#### GIVEN PROBLEM
Write out every entry exactly as it appears.
——————
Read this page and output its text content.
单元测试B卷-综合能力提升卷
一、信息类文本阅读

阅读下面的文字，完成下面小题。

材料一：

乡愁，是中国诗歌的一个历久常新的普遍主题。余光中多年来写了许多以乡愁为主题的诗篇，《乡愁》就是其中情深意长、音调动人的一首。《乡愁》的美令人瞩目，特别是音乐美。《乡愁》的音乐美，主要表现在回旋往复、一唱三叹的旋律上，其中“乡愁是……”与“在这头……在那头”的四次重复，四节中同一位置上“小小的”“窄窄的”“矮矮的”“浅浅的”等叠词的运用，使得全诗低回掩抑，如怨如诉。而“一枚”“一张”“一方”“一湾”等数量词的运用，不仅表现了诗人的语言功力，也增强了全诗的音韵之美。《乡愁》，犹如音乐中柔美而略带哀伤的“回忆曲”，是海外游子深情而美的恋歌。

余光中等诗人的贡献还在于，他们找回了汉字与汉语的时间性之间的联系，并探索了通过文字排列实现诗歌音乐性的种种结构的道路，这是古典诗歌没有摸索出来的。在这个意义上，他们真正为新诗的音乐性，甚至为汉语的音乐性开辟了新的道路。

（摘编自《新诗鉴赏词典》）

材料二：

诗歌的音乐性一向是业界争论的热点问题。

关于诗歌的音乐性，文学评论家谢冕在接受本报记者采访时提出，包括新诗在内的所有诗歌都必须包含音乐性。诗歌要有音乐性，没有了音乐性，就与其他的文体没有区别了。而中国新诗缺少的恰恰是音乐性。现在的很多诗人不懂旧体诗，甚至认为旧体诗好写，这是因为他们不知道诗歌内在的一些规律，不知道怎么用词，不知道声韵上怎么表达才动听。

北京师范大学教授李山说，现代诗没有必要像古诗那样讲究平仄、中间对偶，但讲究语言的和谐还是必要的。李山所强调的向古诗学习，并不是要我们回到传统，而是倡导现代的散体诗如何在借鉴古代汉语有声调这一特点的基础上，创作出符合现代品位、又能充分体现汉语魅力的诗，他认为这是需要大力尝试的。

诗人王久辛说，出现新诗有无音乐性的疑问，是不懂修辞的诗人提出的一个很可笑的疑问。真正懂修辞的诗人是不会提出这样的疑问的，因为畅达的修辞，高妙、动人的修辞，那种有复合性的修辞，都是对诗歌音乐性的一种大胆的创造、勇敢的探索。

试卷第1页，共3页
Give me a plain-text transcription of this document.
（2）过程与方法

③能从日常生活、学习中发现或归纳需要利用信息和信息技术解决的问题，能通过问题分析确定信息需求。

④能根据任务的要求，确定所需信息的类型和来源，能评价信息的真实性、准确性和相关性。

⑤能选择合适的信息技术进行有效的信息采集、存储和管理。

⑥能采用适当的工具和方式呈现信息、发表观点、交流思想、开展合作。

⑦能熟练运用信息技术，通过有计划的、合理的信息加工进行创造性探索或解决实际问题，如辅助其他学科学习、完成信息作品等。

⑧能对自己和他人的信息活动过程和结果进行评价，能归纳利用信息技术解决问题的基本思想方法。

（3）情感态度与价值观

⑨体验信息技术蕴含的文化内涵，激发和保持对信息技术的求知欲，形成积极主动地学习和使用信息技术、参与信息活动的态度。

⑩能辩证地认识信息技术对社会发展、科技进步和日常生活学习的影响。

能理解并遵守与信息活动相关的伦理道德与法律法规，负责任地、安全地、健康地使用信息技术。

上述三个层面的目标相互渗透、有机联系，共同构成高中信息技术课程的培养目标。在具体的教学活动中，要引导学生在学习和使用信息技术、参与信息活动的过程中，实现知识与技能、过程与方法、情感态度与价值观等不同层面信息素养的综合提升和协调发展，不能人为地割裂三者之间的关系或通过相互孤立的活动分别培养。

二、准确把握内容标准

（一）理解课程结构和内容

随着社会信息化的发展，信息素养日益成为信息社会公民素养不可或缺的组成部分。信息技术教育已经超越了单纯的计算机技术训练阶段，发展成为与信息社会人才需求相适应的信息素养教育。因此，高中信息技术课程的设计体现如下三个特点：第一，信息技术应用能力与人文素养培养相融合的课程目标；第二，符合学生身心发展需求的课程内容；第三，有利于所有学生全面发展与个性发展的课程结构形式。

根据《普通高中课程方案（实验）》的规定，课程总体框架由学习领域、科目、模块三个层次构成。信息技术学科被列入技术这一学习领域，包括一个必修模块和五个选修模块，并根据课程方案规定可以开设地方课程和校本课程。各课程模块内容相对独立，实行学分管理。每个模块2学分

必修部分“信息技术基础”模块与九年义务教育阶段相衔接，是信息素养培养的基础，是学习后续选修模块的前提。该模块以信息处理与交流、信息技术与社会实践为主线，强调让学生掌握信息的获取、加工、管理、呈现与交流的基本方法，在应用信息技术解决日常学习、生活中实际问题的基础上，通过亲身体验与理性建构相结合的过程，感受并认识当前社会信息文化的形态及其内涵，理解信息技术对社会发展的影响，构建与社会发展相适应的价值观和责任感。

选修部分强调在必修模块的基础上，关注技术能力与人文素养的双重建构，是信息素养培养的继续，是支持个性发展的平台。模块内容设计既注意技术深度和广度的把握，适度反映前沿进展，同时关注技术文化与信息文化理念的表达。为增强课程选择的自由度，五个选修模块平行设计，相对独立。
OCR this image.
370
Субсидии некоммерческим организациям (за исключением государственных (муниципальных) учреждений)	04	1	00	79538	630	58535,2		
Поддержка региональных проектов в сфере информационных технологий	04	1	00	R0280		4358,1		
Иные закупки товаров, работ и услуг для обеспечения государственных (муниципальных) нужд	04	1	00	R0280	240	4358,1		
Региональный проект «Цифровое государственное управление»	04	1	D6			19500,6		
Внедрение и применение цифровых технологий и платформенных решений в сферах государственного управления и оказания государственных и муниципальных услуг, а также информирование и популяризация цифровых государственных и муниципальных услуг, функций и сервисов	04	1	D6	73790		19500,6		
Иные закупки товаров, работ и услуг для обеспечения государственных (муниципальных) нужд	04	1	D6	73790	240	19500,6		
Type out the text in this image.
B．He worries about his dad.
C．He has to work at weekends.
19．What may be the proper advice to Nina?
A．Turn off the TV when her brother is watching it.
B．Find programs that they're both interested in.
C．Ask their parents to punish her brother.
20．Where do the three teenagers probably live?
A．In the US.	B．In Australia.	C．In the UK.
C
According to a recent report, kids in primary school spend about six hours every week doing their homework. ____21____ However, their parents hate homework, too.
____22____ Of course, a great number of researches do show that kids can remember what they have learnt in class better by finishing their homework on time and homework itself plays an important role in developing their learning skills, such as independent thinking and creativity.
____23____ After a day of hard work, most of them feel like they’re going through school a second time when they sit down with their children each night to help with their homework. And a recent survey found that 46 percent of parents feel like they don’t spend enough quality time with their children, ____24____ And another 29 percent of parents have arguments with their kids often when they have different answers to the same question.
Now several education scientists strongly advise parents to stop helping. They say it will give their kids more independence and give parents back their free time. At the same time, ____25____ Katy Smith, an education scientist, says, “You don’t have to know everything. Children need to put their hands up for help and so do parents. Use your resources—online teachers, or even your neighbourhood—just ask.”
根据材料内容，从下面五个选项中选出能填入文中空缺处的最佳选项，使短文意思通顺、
——————
#### OUTPUT OF THE EXERCISE
Read this page and output its text content.
单元测试B卷-综合能力提升卷
一、信息类文本阅读

阅读下面的文字，完成下面小题。

材料一：

乡愁，是中国诗歌的一个历久常新的普遍主题。余光中多年来写了许多以乡愁为主题的诗篇，《乡愁》就是其中情深意长、音调动人的一首。《乡愁》的美令人瞩目，特别是音乐美。《乡愁》的音乐美，主要表现在回旋往复、一唱三叹的旋律上，其中“乡愁是……”与“在这头……在那头”的四次重复，四节中同一位置上“小小的”“窄窄的”“矮矮的”“浅浅的”等叠词的运用，使得全诗低回掩抑，如怨如诉。而“一枚”“一张”“一方”“一湾”等数量词的运用，不仅表现了诗人的语言功力，也增强了全诗的音韵之美。《乡愁》，犹如音乐中柔美而略带哀伤的“回忆曲”，是海外游子深情而美的恋歌。

余光中等诗人的贡献还在于，他们找回了汉字与汉语的时间性之间的联系，并探索了通过文字排列实现诗歌音乐性的种种结构的道路，这是古典诗歌没有摸索出来的。在这个意义上，他们真正为新诗的音乐性，甚至为汉语的音乐性开辟了新的道路。

（摘编自《新诗鉴赏词典》）

材料二：

诗歌的音乐性一向是业界争论的热点问题。

关于诗歌的音乐性，文学评论家谢冕在接受本报记者采访时提出，包括新诗在内的所有诗歌都必须包含音乐性。诗歌要有音乐性，没有了音乐性，就与其他的文体没有区别了。而中国新诗缺少的恰恰是音乐性。现在的很多诗人不懂旧体诗，甚至认为旧体诗好写，这是因为他们不知道诗歌内在的一些规律，不知道怎么用词，不知道声韵上怎么表达才动听。

北京师范大学教授李山说，现代诗没有必要像古诗那样讲究平仄、中间对偶，但讲究语言的和谐还是必要的。李山所强调的向古诗学习，并不是要我们回到传统，而是倡导现代的散体诗如何在借鉴古代汉语有声调这一特点的基础上，创作出符合现代品位、又能充分体现汉语魅力的诗，他认为这是需要大力尝试的。

诗人王久辛说，出现新诗有无音乐性的疑问，是不懂修辞的诗人提出的一个很可笑的疑问。真正懂修辞的诗人是不会提出这样的疑问的，因为畅达的修辞，高妙、动人的修辞，那种有复合性的修辞，都是对诗歌音乐性的一种大胆的创造、勇敢的探索。

试卷第1页，共3页
Give me a plain-text transcription of this document.
（2）过程与方法

③能从日常生活、学习中发现或归纳需要利用信息和信息技术解决的问题，能通过问题分析确定信息需求。

④能根据任务的要求，确定所需信息的类型和来源，能评价信息的真实性、准确性和相关性。

⑤能选择合适的信息技术进行有效的信息采集、存储和管理。

⑥能采用适当的工具和方式呈现信息、发表观点、交流思想、开展合作。

⑦能熟练运用信息技术，通过有计划的、合理的信息加工进行创造性探索或解决实际问题，如辅助其他学科学习、完成信息作品等。

⑧能对自己和他人的信息活动过程和结果进行评价，能归纳利用信息技术解决问题的基本思想方法。

（3）情感态度与价值观

⑨体验信息技术蕴含的文化内涵，激发和保持对信息技术的求知欲，形成积极主动地学习和使用信息技术、参与信息活动的态度。

⑩能辩证地认识信息技术对社会发展、科技进步和日常生活学习的影响。

能理解并遵守与信息活动相关的伦理道德与法律法规，负责任地、安全地、健康地使用信息技术。

上述三个层面的目标相互渗透、有机联系，共同构成高中信息技术课程的培养目标。在具体的教学活动中，要引导学生在学习和使用信息技术、参与信息活动的过程中，实现知识与技能、过程与方法、情感态度与价值观等不同层面信息素养的综合提升和协调发展，不能人为地割裂三者之间的关系或通过相互孤立的活动分别培养。

二、准确把握内容标准

（一）理解课程结构和内容

随着社会信息化的发展，信息素养日益成为信息社会公民素养不可或缺的组成部分。信息技术教育已经超越了单纯的计算机技术训练阶段，发展成为与信息社会人才需求相适应的信息素养教育。因此，高中信息技术课程的设计体现如下三个特点：第一，信息技术应用能力与人文素养培养相融合的课程目标；第二，符合学生身心发展需求的课程内容；第三，有利于所有学生全面发展与个性发展的课程结构形式。

根据《普通高中课程方案（实验）》的规定，课程总体框架由学习领域、科目、模块三个层次构成。信息技术学科被列入技术这一学习领域，包括一个必修模块和五个选修模块，并根据课程方案规定可以开设地方课程和校本课程。各课程模块内容相对独立，实行学分管理。每个模块2学分

必修部分“信息技术基础”模块与九年义务教育阶段相衔接，是信息素养培养的基础，是学习后续选修模块的前提。该模块以信息处理与交流、信息技术与社会实践为主线，强调让学生掌握信息的获取、加工、管理、呈现与交流的基本方法，在应用信息技术解决日常学习、生活中实际问题的基础上，通过亲身体验与理性建构相结合的过程，感受并认识当前社会信息文化的形态及其内涵，理解信息技术对社会发展的影响，构建与社会发展相适应的价值观和责任感。

选修部分强调在必修模块的基础上，关注技术能力与人文素养的双重建构，是信息素养培养的继续，是支持个性发展的平台。模块内容设计既注意技术深度和广度的把握，适度反映前沿进展，同时关注技术文化与信息文化理念的表达。为增强课程选择的自由度，五个选修模块平行设计，相对独立。
OCR this image.
370
Субсидии некоммерческим организациям (за исключением государственных (муниципальных) учреждений)	04	1	00	79538	630	58535,2		
Поддержка региональных проектов в сфере информационных технологий	04	1	00	R0280		4358,1		
Иные закупки товаров, работ и услуг для обеспечения государственных (муниципальных) нужд	04	1	00	R0280	240	4358,1		
Региональный проект «Цифровое государственное управление»	04	1	D6			19500,6		
Внедрение и применение цифровых технологий и платформенных решений в сферах государственного управления и оказания государственных и муниципальных услуг, а также информирование и популяризация цифровых государственных и муниципальных услуг, функций и сервисов	04	1	D6	73790		19500,6		
Иные закупки товаров, работ и услуг для обеспечения государственных (муниципальных) нужд	04	1	D6	73790	240	19500,6		
Type out the text in this image.
B．He worries about his dad.
C．He has to work at weekends.
19．What may be the proper advice to Nina?
A．Turn off the TV when her brother is watching it.
B．Find programs that they're both interested in.
C．Ask their parents to punish her brother.
20．Where do the three teenagers probably live?
A．In the US.	B．In Australia.	C．In the UK.
C
According to a recent report, kids in primary school spend about six hours every week doing their homework. ____21____ However, their parents hate homework, too.
____22____ Of course, a great number of researches do show that kids can remember what they have learnt in class better by finishing their homework on time and homework itself plays an important role in developing their learning skills, such as independent thinking and creativity.
____23____ After a day of hard work, most of them feel like they’re going through school a second time when they sit down with their children each night to help with their homework. And a recent survey found that 46 percent of parents feel like they don’t spend enough quality time with their children, ____24____ And another 29 percent of parents have arguments with their kids often when they have different answers to the same question.
Now several education scientists strongly advise parents to stop helping. They say it will give their kids more independence and give parents back their free time. At the same time, ____25____ Katy Smith, an education scientist, says, “You don’t have to know everything. Children need to put their hands up for help and so do parents. Use your resources—online teachers, or even your neighbourhood—just ask.”
根据材料内容，从下面五个选项中选出能填入文中空缺处的最佳选项，使短文意思通顺、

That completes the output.